> Goal
Locate each line in the records containing "heading". Copy it.

Raw records:
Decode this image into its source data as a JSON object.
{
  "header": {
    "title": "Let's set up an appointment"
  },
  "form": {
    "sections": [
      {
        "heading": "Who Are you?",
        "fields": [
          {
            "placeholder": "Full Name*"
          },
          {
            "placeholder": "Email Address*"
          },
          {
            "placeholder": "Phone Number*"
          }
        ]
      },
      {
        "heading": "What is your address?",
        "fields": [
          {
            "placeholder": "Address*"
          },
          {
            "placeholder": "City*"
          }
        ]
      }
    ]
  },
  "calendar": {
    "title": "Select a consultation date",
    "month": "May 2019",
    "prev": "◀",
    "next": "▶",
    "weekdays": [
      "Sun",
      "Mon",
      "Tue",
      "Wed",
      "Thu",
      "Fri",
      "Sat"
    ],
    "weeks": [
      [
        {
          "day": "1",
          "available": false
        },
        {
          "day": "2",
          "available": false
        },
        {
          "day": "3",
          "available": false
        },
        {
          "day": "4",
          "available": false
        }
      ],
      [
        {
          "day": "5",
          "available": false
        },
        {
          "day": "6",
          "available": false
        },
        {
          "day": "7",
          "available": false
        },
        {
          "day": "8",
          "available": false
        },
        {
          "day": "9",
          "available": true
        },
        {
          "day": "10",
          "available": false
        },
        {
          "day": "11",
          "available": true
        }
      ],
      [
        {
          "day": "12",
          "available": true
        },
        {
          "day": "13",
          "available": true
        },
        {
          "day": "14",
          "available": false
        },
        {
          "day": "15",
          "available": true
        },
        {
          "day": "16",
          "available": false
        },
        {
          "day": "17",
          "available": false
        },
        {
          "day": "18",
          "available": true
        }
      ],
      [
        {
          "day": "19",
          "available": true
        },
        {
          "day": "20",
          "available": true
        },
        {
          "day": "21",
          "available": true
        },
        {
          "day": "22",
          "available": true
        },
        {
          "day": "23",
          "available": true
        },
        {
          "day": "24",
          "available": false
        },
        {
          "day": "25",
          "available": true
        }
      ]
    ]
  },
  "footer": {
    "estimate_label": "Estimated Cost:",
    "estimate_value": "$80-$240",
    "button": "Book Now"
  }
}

> Response to the task
        "heading": "Who Are you?",
        "heading": "What is your address?",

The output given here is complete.